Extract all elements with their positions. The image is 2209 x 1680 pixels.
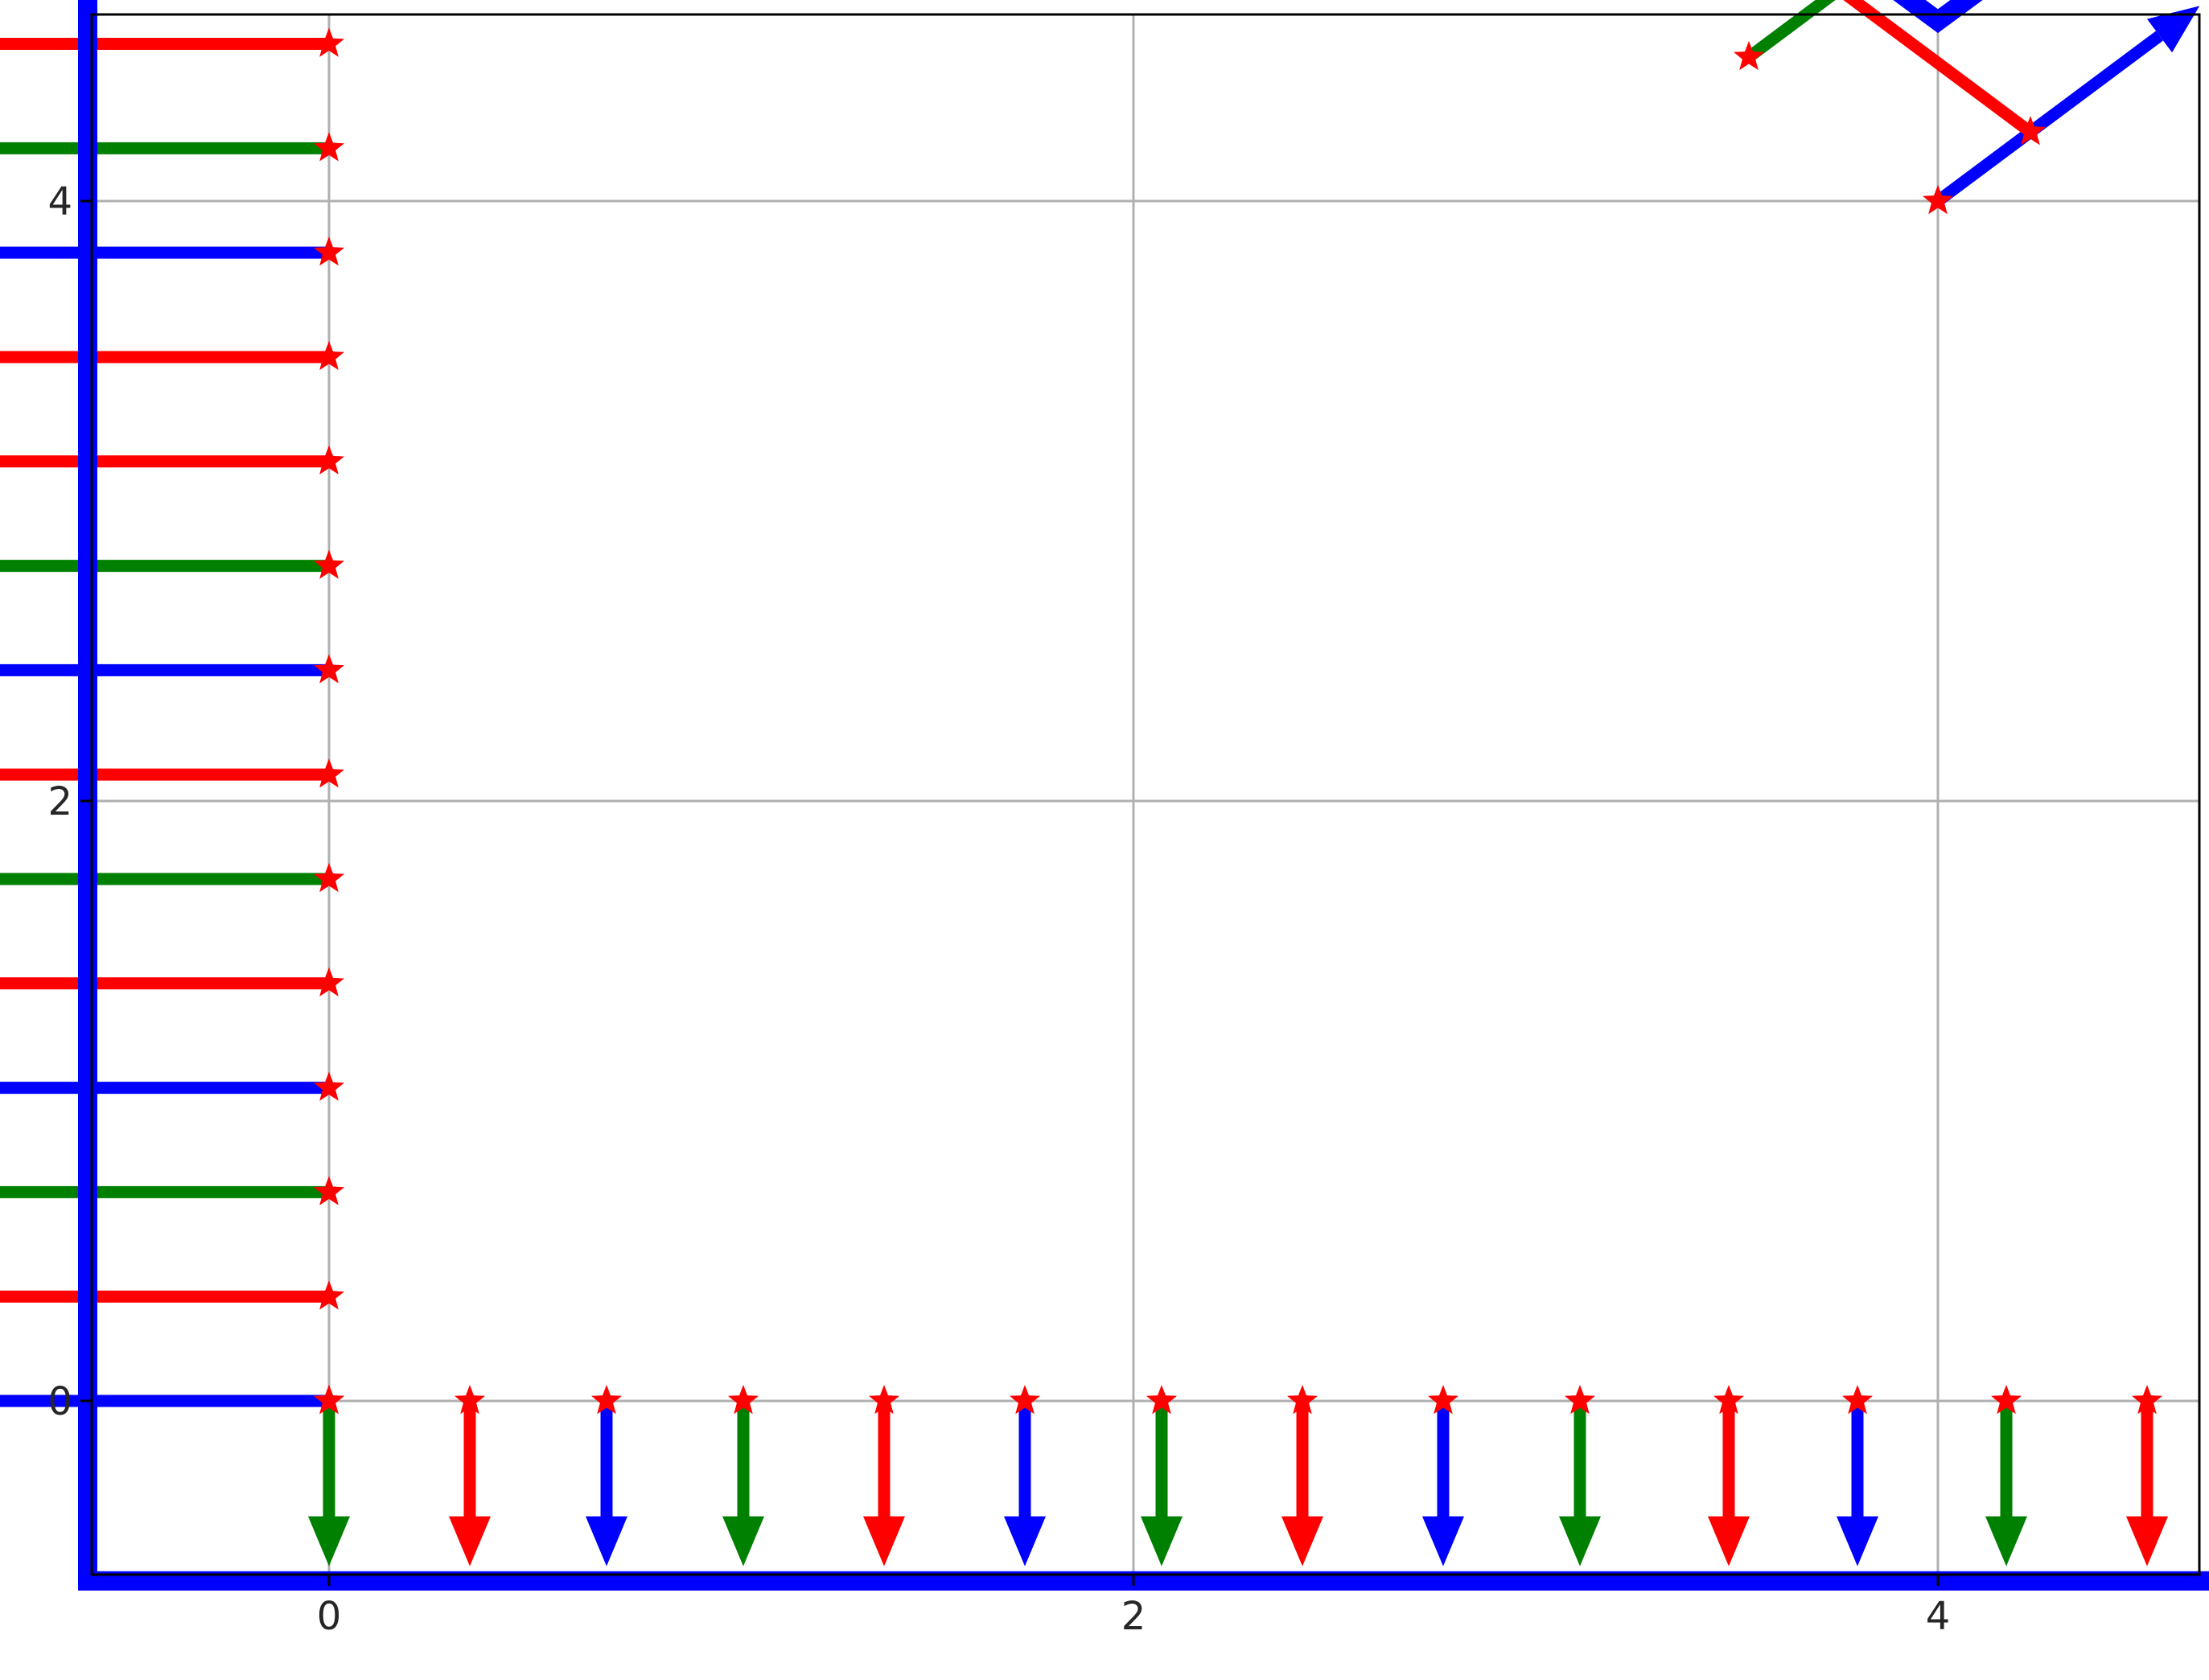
star-marker bbox=[314, 1176, 344, 1206]
star-marker bbox=[1287, 1385, 1318, 1415]
star-marker bbox=[869, 1385, 899, 1415]
outline-path bbox=[78, 0, 2209, 1591]
star-marker bbox=[314, 758, 344, 788]
arrow-head bbox=[1422, 1516, 1464, 1567]
star-marker bbox=[314, 27, 344, 57]
star-marker bbox=[2132, 1385, 2162, 1415]
star-marker bbox=[314, 1385, 344, 1415]
arrow-shaft bbox=[1745, 0, 1836, 62]
arrow-head bbox=[1281, 1516, 1323, 1567]
star-marker bbox=[314, 863, 344, 893]
arrow-shaft bbox=[1843, 0, 2034, 138]
star-marker bbox=[2204, 0, 2209, 4]
arrow-head bbox=[1708, 1516, 1750, 1567]
arrow-head bbox=[1141, 1516, 1183, 1567]
plot-frame bbox=[90, 13, 2201, 1576]
star-marker bbox=[1010, 1385, 1040, 1415]
markers bbox=[314, 0, 2209, 1415]
star-marker bbox=[314, 549, 344, 579]
star-marker bbox=[314, 1280, 344, 1310]
star-marker bbox=[728, 1385, 759, 1415]
arrow-head bbox=[1559, 1516, 1601, 1567]
arrow-head bbox=[863, 1516, 905, 1567]
star-marker bbox=[314, 236, 344, 266]
plot-background bbox=[92, 14, 2199, 1575]
star-marker bbox=[1991, 1385, 2022, 1415]
y-tick-label: 4 bbox=[47, 179, 72, 224]
star-marker bbox=[2015, 116, 2046, 146]
outline-layer bbox=[78, 0, 2209, 1591]
star-marker bbox=[591, 1385, 622, 1415]
ticks: 0246802468 bbox=[47, 179, 1951, 1639]
star-marker bbox=[1842, 1385, 1873, 1415]
star-marker bbox=[314, 1071, 344, 1101]
x-tick-label: 0 bbox=[317, 1594, 342, 1639]
arrow-head bbox=[2146, 6, 2200, 53]
star-marker bbox=[1146, 1385, 1177, 1415]
x-tick-label: 2 bbox=[1121, 1594, 1146, 1639]
arrow-head bbox=[308, 1516, 350, 1567]
star-marker bbox=[1713, 1385, 1744, 1415]
star-marker bbox=[1428, 1385, 1458, 1415]
arrow-head bbox=[1004, 1516, 1046, 1567]
arrow-head bbox=[2126, 1516, 2168, 1567]
arrow-head bbox=[586, 1516, 627, 1567]
grid bbox=[92, 14, 2199, 1575]
star-marker bbox=[455, 1385, 485, 1415]
star-marker bbox=[314, 132, 344, 162]
y-tick-label: 0 bbox=[47, 1379, 72, 1424]
arrow-head bbox=[449, 1516, 491, 1567]
star-marker bbox=[1565, 1385, 1595, 1415]
star-marker bbox=[314, 654, 344, 684]
y-tick-label: 2 bbox=[47, 779, 72, 824]
star-marker bbox=[314, 341, 344, 371]
star-marker bbox=[314, 967, 344, 996]
arrow-head bbox=[1985, 1516, 2027, 1567]
star-marker bbox=[1923, 185, 1953, 215]
star-marker bbox=[314, 445, 344, 474]
arrows bbox=[0, 0, 2200, 1567]
arrow-head bbox=[1837, 1516, 1878, 1567]
arrow-head bbox=[722, 1516, 764, 1567]
x-tick-label: 4 bbox=[1926, 1594, 1951, 1639]
arrow-shaft bbox=[1934, 31, 2164, 207]
star-marker bbox=[1734, 41, 1764, 71]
+ + + + + + +
— EXERCISE OBJECTIVE —
Rename "arrow-head" to "arrowhead" in the records, starting with the line with "star-marker bbox=[314, 1176, 344, 1206]" and going on through the line with "star-marker bbox=[2132, 1385, 2162, 1415]". Give only those lines, with everything else left unchanged.

— RESULT —
star-marker bbox=[314, 1176, 344, 1206]
star-marker bbox=[1287, 1385, 1318, 1415]
star-marker bbox=[869, 1385, 899, 1415]
outline-path bbox=[78, 0, 2209, 1591]
star-marker bbox=[314, 758, 344, 788]
arrowhead bbox=[1422, 1516, 1464, 1567]
star-marker bbox=[314, 27, 344, 57]
star-marker bbox=[2132, 1385, 2162, 1415]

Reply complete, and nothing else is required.